* Begin Data shown *

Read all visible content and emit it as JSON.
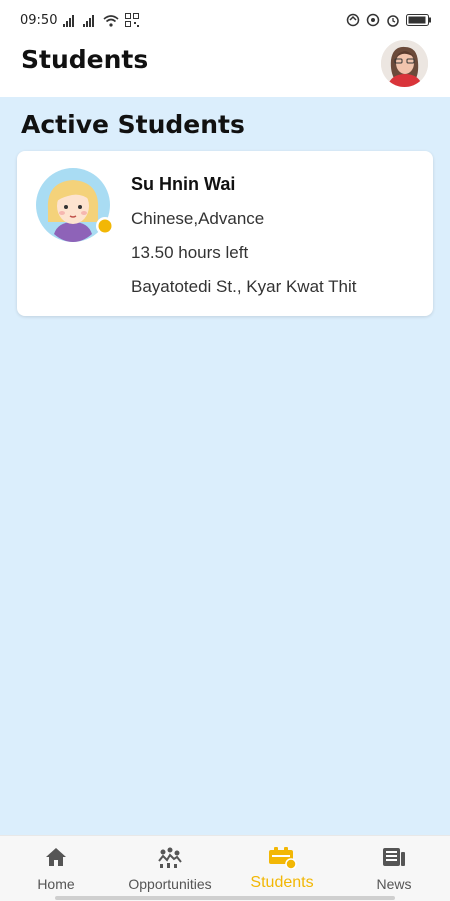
{
  "status_bar": {
    "time": "09:50",
    "icons": [
      "signal-icon",
      "signal-icon",
      "wifi-icon",
      "qr-icon",
      "alarm-icon",
      "battery-icon"
    ]
  },
  "header": {
    "title": "Students",
    "avatar_icon": "user-avatar"
  },
  "section": {
    "title": "Active Students"
  },
  "students": [
    {
      "name": "Su Hnin Wai",
      "course": "Chinese,Advance",
      "hours": "13.50 hours left",
      "address": "Bayatotedi St., Kyar Kwat Thit",
      "status_color": "#f2b705"
    }
  ],
  "bottom_nav": {
    "items": [
      {
        "label": "Home",
        "icon": "home-icon",
        "active": false
      },
      {
        "label": "Opportunities",
        "icon": "opportunities-icon",
        "active": false
      },
      {
        "label": "Students",
        "icon": "students-icon",
        "active": true
      },
      {
        "label": "News",
        "icon": "news-icon",
        "active": false
      }
    ]
  },
  "colors": {
    "accent": "#f2b705",
    "background": "#dbeefc",
    "card": "#ffffff"
  }
}
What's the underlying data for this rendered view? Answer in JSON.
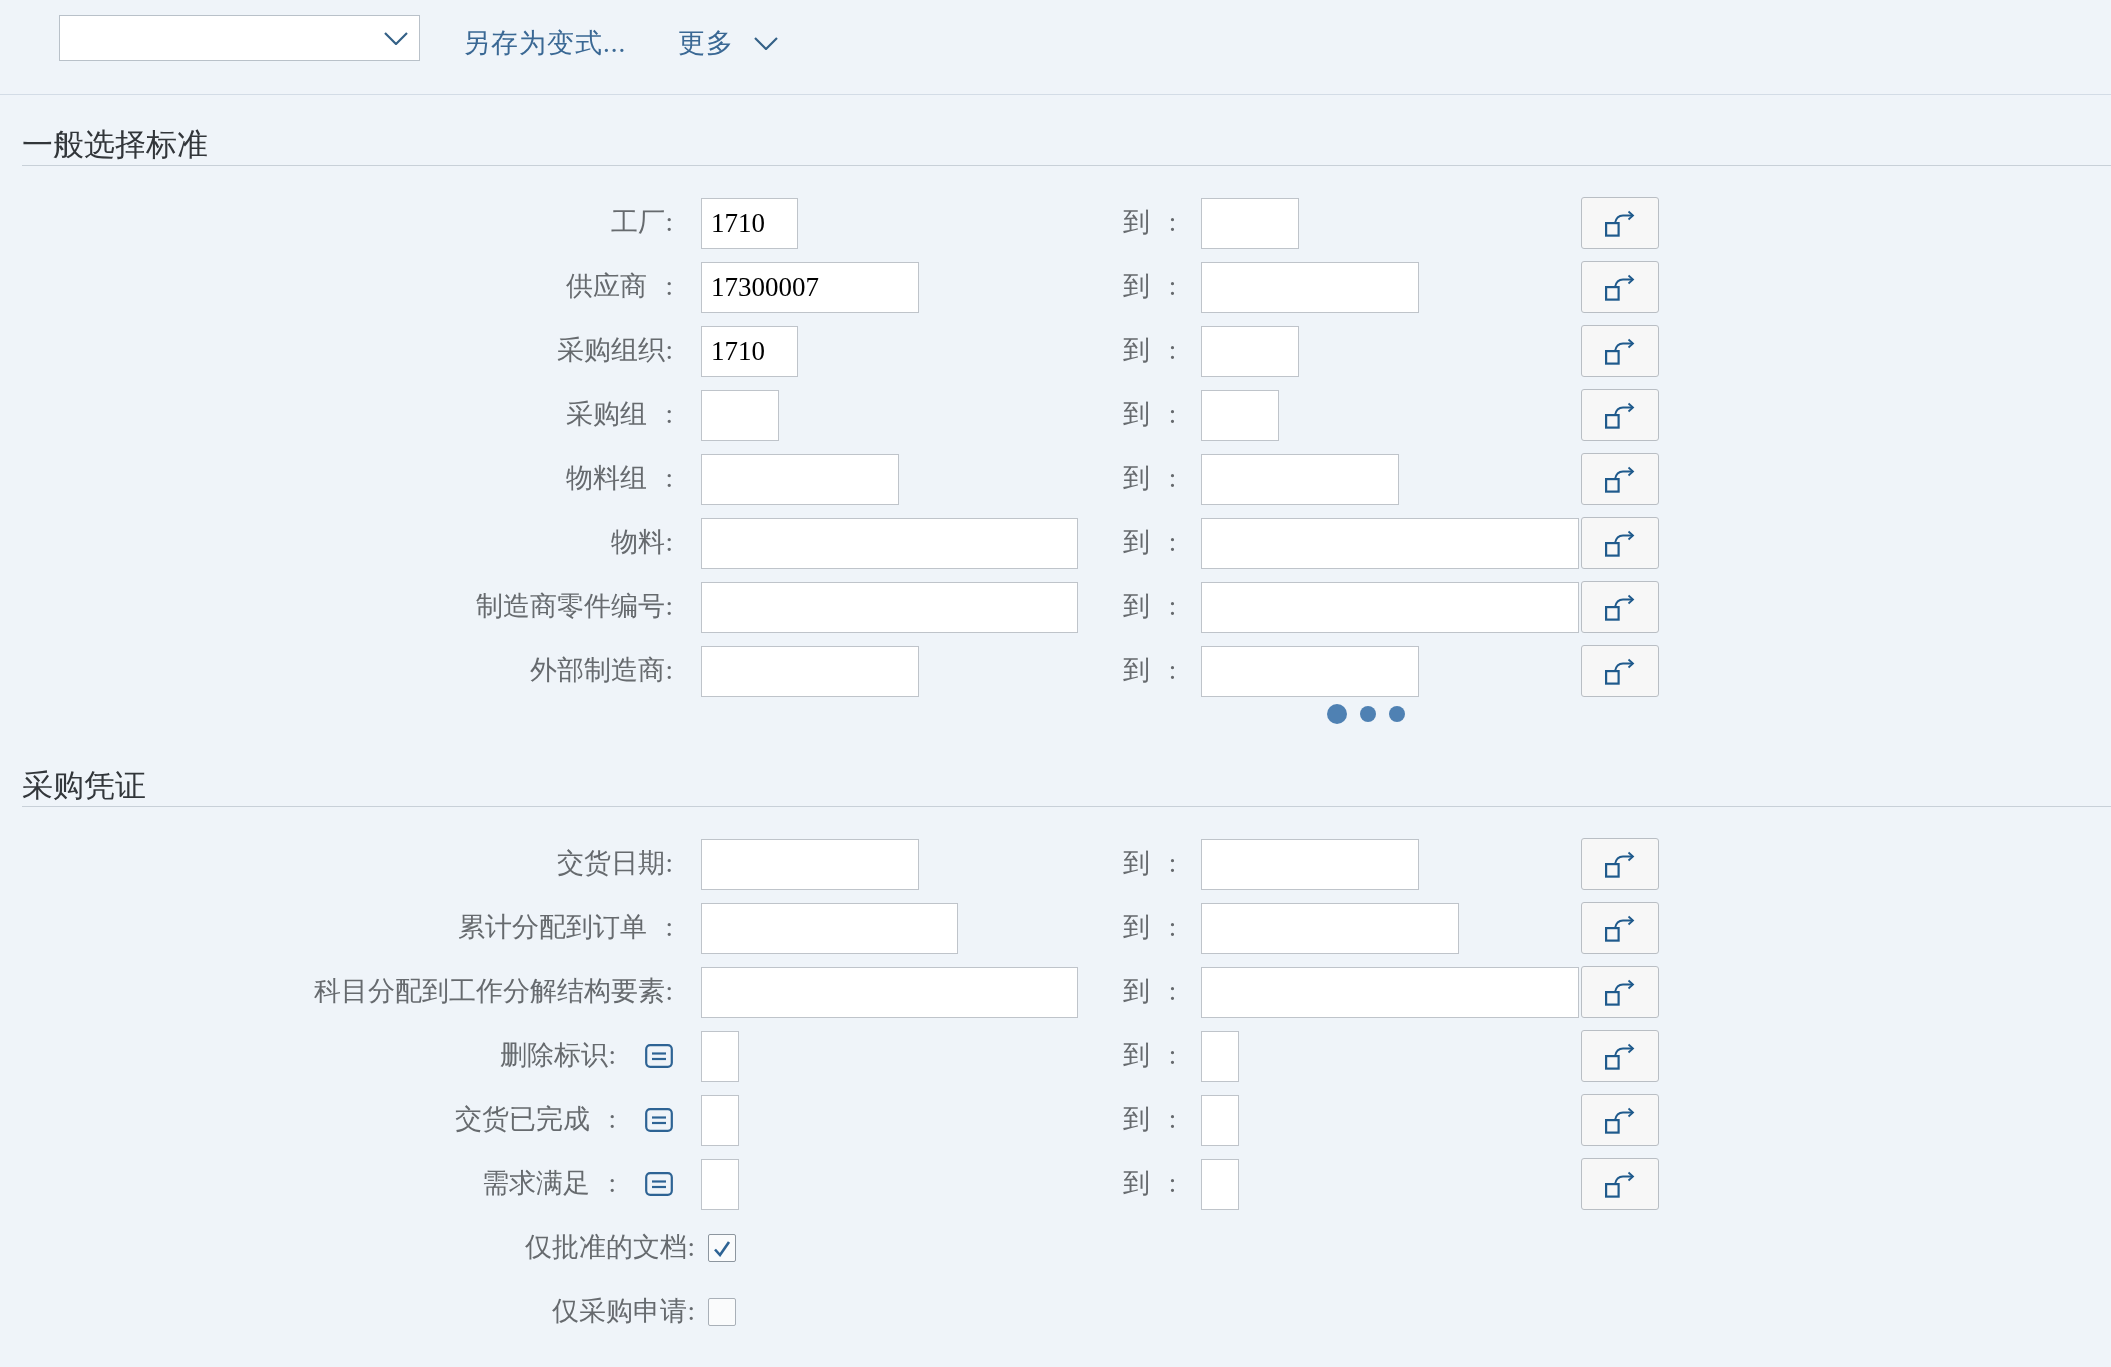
{
  "toolbar": {
    "save_as_variant": "另存为变式...",
    "more": "更多"
  },
  "sections": [
    {
      "title": "一般选择标准",
      "loading": true,
      "rows": [
        {
          "kind": "range",
          "label": "工厂:",
          "value": "1710",
          "to_label": "到 :"
        },
        {
          "kind": "range",
          "label": "供应商 :",
          "value": "17300007",
          "to_label": "到 :"
        },
        {
          "kind": "range",
          "label": "采购组织:",
          "value": "1710",
          "to_label": "到 :"
        },
        {
          "kind": "range",
          "label": "采购组 :",
          "to_label": "到 :"
        },
        {
          "kind": "range",
          "label": "物料组 :",
          "to_label": "到 :"
        },
        {
          "kind": "range",
          "label": "物料:",
          "to_label": "到 :"
        },
        {
          "kind": "range",
          "label": "制造商零件编号:",
          "to_label": "到 :"
        },
        {
          "kind": "range",
          "label": "外部制造商:",
          "to_label": "到 :"
        }
      ]
    },
    {
      "title": "采购凭证",
      "loading": false,
      "rows": [
        {
          "kind": "range",
          "label": "交货日期:",
          "to_label": "到 :"
        },
        {
          "kind": "range",
          "label": "累计分配到订单 :",
          "to_label": "到 :"
        },
        {
          "kind": "range",
          "label": "科目分配到工作分解结构要素:",
          "to_label": "到 :"
        },
        {
          "kind": "range_help",
          "label": "删除标识:",
          "to_label": "到 :"
        },
        {
          "kind": "range_help",
          "label": "交货已完成 :",
          "to_label": "到 :"
        },
        {
          "kind": "range_help",
          "label": "需求满足 :",
          "to_label": "到 :"
        },
        {
          "kind": "checkbox",
          "label": "仅批准的文档:",
          "checked": true
        },
        {
          "kind": "checkbox",
          "label": "仅采购申请:",
          "checked": false
        }
      ]
    }
  ]
}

* End Data shown *

_What you need to do:_
Reproduce all the entries that precede this task, word for word, minus any pictures.

_Complete answer:_
Read all visible content and emit it as JSON.
{
  "status_bar": {
    "time": "09:50",
    "icons": [
      "signal-icon",
      "signal-icon",
      "wifi-icon",
      "qr-icon",
      "alarm-icon",
      "battery-icon"
    ]
  },
  "header": {
    "title": "Students",
    "avatar_icon": "user-avatar"
  },
  "section": {
    "title": "Active Students"
  },
  "students": [
    {
      "name": "Su Hnin Wai",
      "course": "Chinese,Advance",
      "hours": "13.50 hours left",
      "address": "Bayatotedi St., Kyar Kwat Thit",
      "status_color": "#f2b705"
    }
  ],
  "bottom_nav": {
    "items": [
      {
        "label": "Home",
        "icon": "home-icon",
        "active": false
      },
      {
        "label": "Opportunities",
        "icon": "opportunities-icon",
        "active": false
      },
      {
        "label": "Students",
        "icon": "students-icon",
        "active": true
      },
      {
        "label": "News",
        "icon": "news-icon",
        "active": false
      }
    ]
  },
  "colors": {
    "accent": "#f2b705",
    "background": "#dbeefc",
    "card": "#ffffff"
  }
}
What's the underlying data for this rendered view? Answer in JSON.
{
  "toolbar": {
    "save_as_variant": "另存为变式...",
    "more": "更多"
  },
  "sections": [
    {
      "title": "一般选择标准",
      "loading": true,
      "rows": [
        {
          "kind": "range",
          "label": "工厂:",
          "value": "1710",
          "to_label": "到 :"
        },
        {
          "kind": "range",
          "label": "供应商 :",
          "value": "17300007",
          "to_label": "到 :"
        },
        {
          "kind": "range",
          "label": "采购组织:",
          "value": "1710",
          "to_label": "到 :"
        },
        {
          "kind": "range",
          "label": "采购组 :",
          "to_label": "到 :"
        },
        {
          "kind": "range",
          "label": "物料组 :",
          "to_label": "到 :"
        },
        {
          "kind": "range",
          "label": "物料:",
          "to_label": "到 :"
        },
        {
          "kind": "range",
          "label": "制造商零件编号:",
          "to_label": "到 :"
        },
        {
          "kind": "range",
          "label": "外部制造商:",
          "to_label": "到 :"
        }
      ]
    },
    {
      "title": "采购凭证",
      "loading": false,
      "rows": [
        {
          "kind": "range",
          "label": "交货日期:",
          "to_label": "到 :"
        },
        {
          "kind": "range",
          "label": "累计分配到订单 :",
          "to_label": "到 :"
        },
        {
          "kind": "range",
          "label": "科目分配到工作分解结构要素:",
          "to_label": "到 :"
        },
        {
          "kind": "range_help",
          "label": "删除标识:",
          "to_label": "到 :"
        },
        {
          "kind": "range_help",
          "label": "交货已完成 :",
          "to_label": "到 :"
        },
        {
          "kind": "range_help",
          "label": "需求满足 :",
          "to_label": "到 :"
        },
        {
          "kind": "checkbox",
          "label": "仅批准的文档:",
          "checked": true
        },
        {
          "kind": "checkbox",
          "label": "仅采购申请:",
          "checked": false
        }
      ]
    }
  ]
}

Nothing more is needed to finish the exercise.